Goal ▸ Sift the listing for lines that hold the string "RMSE" and pull them out.

Items from a figure collection:
※

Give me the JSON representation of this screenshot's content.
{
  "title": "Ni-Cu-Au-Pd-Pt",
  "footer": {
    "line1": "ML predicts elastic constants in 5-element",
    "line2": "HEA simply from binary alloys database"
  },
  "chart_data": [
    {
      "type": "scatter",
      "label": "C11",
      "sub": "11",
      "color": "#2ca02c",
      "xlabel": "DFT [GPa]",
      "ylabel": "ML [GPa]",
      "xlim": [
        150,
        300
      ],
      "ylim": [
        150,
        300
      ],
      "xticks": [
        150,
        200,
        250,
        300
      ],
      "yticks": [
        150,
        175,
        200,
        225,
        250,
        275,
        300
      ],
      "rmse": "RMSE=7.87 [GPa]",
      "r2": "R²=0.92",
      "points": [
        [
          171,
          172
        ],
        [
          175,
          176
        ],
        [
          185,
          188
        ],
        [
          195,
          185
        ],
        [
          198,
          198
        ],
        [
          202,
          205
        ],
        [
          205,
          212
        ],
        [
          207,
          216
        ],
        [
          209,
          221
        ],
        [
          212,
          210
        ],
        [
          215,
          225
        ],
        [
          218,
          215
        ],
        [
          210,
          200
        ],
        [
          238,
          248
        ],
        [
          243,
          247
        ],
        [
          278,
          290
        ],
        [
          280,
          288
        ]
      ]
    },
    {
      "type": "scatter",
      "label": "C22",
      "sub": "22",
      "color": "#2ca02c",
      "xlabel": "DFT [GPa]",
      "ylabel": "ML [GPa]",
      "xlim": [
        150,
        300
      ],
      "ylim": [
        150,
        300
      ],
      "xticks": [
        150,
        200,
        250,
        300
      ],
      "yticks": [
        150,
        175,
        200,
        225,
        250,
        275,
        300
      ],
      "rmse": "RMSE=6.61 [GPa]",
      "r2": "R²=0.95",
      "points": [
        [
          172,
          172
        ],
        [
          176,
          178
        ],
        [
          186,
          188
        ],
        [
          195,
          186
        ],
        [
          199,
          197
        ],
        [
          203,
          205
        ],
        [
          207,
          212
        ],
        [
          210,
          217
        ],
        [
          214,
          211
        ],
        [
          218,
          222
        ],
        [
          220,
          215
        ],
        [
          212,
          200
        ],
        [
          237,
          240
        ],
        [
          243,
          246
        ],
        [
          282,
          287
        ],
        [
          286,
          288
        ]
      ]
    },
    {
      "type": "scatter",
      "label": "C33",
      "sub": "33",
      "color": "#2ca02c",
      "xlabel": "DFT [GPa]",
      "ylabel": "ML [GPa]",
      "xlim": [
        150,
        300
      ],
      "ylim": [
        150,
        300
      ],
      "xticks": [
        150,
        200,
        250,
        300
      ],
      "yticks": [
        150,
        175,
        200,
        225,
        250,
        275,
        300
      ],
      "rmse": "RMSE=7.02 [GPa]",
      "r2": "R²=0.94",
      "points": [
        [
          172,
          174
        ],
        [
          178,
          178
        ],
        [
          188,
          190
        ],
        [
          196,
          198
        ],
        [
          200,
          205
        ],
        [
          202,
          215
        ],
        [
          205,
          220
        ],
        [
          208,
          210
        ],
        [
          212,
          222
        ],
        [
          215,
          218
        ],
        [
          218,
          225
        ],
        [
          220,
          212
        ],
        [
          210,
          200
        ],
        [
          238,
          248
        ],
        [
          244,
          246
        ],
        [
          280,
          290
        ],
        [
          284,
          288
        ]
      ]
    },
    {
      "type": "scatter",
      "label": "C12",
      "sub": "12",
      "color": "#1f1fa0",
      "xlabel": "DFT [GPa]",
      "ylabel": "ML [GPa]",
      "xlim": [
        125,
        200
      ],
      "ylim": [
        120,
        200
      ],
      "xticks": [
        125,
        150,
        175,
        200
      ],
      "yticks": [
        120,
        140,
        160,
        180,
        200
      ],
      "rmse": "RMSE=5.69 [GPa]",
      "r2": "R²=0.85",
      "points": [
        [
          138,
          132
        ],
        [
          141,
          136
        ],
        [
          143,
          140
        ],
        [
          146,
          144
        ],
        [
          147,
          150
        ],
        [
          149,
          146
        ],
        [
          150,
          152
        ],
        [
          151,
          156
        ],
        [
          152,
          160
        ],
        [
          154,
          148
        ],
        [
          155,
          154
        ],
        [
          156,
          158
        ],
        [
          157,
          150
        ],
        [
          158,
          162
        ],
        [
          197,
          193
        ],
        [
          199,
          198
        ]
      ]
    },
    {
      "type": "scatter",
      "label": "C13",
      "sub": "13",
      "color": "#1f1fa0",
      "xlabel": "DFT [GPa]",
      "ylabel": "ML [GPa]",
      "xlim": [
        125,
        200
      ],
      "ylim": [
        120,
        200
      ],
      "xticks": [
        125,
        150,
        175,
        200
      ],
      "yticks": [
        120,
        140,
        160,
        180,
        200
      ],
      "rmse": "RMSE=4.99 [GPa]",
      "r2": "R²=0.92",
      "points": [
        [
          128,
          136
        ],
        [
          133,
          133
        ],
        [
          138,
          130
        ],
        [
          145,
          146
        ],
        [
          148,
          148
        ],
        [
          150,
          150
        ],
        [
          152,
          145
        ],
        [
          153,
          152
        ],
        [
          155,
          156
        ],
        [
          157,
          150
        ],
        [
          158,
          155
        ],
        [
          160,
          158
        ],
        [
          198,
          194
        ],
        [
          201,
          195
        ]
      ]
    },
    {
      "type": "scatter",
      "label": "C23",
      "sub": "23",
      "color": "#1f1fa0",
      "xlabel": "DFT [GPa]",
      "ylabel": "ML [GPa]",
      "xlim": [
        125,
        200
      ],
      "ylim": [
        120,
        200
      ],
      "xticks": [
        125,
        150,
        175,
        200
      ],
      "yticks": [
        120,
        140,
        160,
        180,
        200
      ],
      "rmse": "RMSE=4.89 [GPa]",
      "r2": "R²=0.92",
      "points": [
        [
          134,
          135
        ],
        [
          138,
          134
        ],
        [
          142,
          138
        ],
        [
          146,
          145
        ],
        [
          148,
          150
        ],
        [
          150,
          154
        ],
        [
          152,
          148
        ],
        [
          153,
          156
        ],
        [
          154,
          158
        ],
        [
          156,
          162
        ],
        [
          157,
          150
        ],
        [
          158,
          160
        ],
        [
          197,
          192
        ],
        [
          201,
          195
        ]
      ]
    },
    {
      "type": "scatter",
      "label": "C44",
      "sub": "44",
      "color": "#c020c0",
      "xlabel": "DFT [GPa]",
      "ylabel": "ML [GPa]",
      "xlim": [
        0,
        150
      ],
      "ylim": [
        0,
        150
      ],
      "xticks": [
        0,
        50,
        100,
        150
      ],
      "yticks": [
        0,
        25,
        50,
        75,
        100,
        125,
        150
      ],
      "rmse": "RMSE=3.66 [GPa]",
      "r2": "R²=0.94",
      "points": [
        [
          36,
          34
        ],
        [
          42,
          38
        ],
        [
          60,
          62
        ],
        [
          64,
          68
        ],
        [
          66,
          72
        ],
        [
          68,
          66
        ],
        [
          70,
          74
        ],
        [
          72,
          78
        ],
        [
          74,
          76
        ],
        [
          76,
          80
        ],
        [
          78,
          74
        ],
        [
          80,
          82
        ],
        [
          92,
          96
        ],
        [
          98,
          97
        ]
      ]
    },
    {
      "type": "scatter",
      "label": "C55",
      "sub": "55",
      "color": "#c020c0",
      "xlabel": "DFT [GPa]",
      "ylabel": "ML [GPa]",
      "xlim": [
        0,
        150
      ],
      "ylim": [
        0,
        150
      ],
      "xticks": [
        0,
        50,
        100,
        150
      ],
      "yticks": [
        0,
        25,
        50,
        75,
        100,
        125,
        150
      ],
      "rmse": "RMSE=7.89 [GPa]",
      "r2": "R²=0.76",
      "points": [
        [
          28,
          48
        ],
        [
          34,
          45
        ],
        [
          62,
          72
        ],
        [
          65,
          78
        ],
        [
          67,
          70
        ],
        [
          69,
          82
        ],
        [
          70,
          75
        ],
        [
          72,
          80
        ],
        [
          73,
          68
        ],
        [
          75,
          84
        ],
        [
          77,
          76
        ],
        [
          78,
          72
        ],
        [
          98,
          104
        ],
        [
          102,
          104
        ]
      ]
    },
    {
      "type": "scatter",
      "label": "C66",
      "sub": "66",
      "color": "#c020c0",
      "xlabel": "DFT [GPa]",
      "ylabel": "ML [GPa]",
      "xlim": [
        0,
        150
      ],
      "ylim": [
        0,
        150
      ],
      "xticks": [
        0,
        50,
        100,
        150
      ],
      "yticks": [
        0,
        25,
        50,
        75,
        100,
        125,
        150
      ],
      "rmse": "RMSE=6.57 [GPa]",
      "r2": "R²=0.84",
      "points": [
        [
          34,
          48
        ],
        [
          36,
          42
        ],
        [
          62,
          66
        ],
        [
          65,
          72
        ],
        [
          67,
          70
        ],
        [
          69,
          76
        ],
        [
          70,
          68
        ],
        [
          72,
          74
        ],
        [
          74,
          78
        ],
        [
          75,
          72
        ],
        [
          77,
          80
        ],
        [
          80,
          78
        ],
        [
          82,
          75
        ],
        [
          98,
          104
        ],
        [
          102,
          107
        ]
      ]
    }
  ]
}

※

Exercise response ▸
      "rmse": "RMSE=7.87 [GPa]",
      "rmse": "RMSE=6.61 [GPa]",
      "rmse": "RMSE=7.02 [GPa]",
      "rmse": "RMSE=5.69 [GPa]",
      "rmse": "RMSE=4.99 [GPa]",
      "rmse": "RMSE=4.89 [GPa]",
      "rmse": "RMSE=3.66 [GPa]",
      "rmse": "RMSE=7.89 [GPa]",
      "rmse": "RMSE=6.57 [GPa]",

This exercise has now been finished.